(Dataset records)
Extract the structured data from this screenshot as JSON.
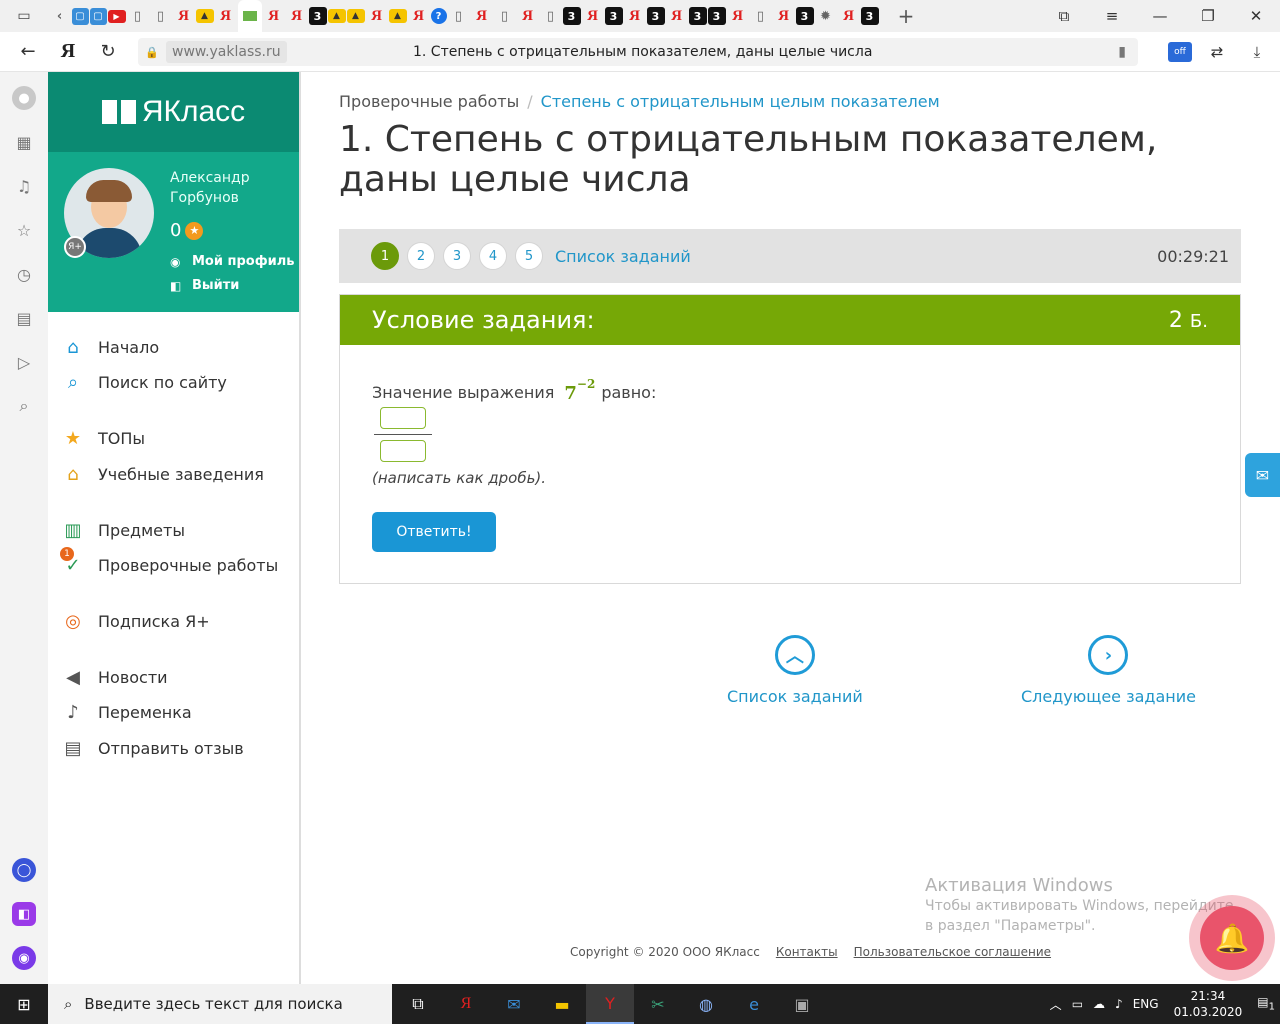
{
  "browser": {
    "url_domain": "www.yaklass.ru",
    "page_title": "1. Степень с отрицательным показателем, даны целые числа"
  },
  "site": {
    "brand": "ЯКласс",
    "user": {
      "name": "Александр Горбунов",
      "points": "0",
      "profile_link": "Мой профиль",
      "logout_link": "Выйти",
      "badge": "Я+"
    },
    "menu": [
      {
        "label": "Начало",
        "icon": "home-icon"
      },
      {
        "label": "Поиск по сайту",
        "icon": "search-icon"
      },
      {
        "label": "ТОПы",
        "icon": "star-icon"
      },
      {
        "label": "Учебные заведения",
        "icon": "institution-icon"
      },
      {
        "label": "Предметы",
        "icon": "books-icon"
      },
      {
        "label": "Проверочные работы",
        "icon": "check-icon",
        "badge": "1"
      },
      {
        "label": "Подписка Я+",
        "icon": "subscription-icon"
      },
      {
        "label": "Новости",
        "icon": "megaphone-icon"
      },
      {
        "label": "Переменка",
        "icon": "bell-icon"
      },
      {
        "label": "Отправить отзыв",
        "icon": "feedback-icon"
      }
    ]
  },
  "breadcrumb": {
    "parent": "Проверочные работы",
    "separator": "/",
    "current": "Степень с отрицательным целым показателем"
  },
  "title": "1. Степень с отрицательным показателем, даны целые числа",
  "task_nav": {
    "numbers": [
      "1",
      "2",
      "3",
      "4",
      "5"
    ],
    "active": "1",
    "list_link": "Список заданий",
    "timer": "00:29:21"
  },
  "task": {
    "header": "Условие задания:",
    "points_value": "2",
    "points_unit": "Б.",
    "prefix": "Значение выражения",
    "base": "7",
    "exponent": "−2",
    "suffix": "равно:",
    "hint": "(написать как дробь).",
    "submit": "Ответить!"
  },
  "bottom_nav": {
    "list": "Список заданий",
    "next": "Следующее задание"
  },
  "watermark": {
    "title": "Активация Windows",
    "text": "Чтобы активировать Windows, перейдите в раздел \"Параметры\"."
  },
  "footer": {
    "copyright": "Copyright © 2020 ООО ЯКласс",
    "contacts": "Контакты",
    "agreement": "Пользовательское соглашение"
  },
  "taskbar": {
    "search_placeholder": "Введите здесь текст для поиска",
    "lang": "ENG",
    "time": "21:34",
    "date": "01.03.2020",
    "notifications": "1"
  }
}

--

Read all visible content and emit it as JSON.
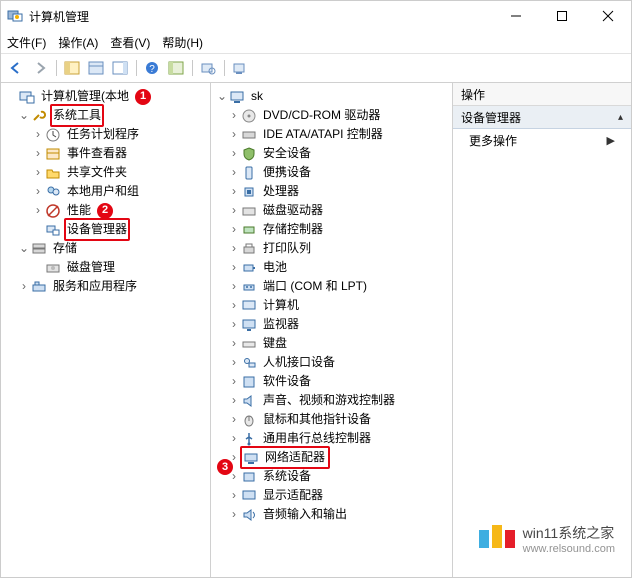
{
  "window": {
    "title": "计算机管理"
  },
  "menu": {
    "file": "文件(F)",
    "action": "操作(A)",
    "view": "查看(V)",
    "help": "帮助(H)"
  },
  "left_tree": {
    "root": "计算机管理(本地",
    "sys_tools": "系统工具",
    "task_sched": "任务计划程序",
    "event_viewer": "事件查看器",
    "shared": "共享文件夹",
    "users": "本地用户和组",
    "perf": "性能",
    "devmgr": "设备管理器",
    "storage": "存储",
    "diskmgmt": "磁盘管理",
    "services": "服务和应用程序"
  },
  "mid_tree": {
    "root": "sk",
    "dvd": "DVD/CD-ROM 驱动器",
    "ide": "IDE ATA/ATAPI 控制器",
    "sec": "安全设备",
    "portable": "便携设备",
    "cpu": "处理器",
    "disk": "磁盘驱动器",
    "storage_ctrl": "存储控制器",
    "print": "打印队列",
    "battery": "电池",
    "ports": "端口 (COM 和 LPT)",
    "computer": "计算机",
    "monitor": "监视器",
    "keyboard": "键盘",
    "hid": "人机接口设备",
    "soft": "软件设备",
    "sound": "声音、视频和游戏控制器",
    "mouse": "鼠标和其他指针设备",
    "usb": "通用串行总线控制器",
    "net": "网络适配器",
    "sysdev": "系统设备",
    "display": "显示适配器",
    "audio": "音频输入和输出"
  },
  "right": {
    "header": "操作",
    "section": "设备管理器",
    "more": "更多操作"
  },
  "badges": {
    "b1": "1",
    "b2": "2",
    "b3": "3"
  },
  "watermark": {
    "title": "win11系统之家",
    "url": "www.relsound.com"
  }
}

==

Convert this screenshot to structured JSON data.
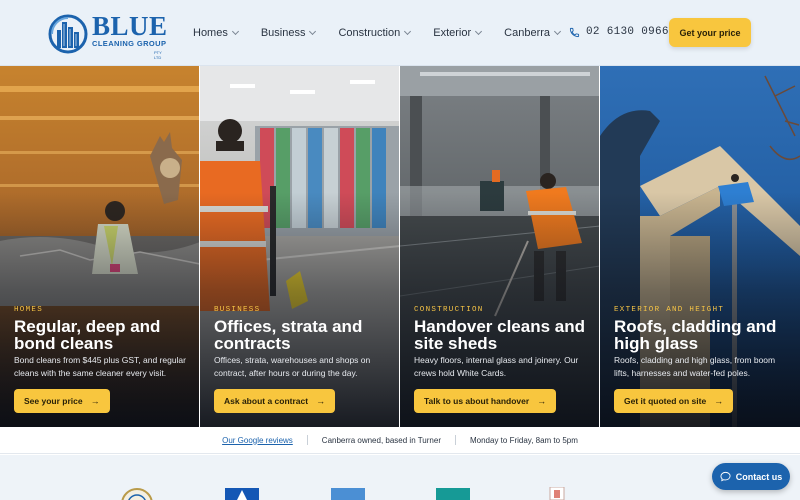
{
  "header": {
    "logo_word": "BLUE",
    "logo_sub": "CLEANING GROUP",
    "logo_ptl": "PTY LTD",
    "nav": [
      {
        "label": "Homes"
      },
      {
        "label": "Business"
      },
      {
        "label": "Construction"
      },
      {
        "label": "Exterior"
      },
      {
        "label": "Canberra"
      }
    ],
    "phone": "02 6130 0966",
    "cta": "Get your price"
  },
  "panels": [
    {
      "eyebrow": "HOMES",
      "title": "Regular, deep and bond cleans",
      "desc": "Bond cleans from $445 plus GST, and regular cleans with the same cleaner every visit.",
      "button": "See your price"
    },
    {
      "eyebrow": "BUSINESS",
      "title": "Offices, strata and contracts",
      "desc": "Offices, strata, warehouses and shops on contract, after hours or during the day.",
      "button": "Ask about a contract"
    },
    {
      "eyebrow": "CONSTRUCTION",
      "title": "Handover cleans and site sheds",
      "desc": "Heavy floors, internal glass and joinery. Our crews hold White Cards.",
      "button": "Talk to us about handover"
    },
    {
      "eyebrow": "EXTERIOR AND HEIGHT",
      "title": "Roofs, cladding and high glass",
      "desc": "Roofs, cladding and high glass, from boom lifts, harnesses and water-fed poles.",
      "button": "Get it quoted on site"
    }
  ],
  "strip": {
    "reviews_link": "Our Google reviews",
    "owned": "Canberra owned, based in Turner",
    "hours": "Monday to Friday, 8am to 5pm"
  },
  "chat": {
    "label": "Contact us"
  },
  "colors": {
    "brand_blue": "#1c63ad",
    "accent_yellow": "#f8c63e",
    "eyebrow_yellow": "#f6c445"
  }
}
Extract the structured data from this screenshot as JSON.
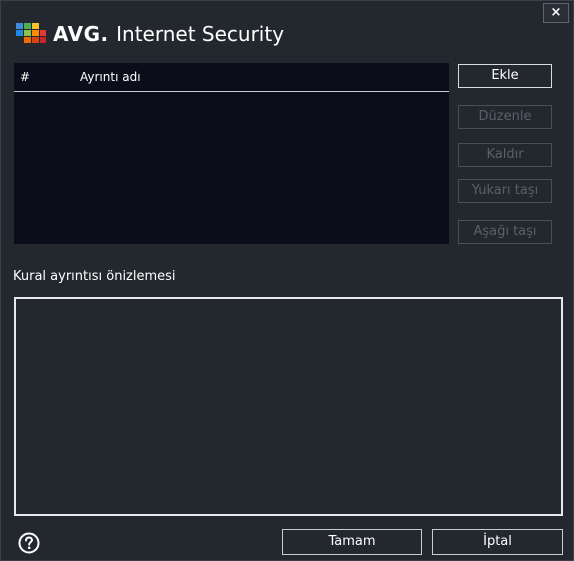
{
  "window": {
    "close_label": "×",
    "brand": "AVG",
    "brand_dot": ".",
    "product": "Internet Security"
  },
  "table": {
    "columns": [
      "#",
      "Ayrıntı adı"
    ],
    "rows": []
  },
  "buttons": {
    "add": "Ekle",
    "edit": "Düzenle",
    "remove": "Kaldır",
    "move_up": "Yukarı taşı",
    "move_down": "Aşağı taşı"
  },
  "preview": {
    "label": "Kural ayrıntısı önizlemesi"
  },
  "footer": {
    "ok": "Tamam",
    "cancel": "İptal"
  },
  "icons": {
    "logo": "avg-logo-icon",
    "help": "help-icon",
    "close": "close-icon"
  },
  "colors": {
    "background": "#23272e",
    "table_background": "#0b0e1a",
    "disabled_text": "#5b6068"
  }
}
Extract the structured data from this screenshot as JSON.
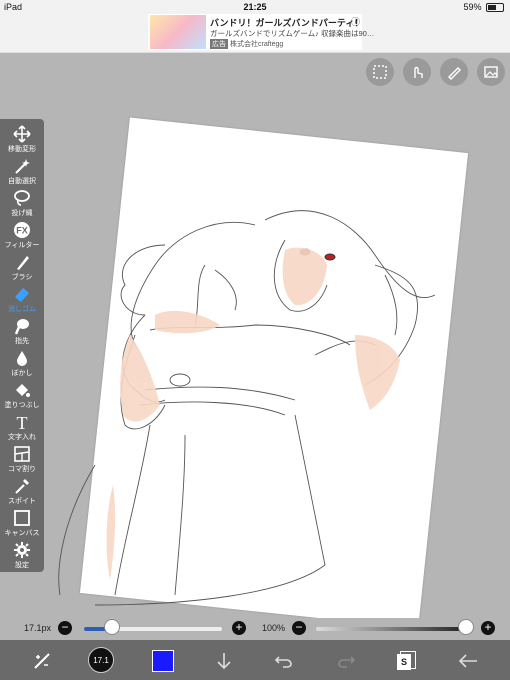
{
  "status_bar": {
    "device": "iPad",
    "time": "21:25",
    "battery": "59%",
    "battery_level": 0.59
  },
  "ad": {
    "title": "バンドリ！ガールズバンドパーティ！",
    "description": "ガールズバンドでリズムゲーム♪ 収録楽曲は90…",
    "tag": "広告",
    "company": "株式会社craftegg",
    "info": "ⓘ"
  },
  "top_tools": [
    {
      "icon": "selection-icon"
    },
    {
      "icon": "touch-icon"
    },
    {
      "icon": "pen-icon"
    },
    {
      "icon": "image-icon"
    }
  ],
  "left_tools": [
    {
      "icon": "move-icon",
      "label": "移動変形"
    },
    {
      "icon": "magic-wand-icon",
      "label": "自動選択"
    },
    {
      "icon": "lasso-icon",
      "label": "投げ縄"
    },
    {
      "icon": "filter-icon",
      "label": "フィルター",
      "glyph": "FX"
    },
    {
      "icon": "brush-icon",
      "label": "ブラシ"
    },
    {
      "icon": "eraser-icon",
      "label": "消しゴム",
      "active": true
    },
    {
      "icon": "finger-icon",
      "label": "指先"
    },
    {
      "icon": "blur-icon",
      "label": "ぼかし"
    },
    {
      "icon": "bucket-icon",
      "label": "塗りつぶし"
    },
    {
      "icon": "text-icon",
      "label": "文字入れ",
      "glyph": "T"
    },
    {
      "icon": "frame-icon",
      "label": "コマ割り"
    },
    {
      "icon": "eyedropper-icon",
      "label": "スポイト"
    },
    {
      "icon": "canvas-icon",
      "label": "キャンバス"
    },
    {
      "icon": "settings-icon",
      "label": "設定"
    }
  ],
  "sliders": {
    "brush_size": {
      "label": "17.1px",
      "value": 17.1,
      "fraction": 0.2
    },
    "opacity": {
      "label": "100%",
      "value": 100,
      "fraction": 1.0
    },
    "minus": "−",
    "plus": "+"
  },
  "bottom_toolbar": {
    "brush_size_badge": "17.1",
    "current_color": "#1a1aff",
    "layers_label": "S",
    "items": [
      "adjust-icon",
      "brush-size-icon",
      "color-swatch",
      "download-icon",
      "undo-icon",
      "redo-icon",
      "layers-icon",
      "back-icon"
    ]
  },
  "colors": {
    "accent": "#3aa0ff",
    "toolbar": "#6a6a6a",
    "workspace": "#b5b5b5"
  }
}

● PROBLEM REQUIREMENTS
Give only the number of lines in the records that include the word "hours".

● FINAL RESULT
2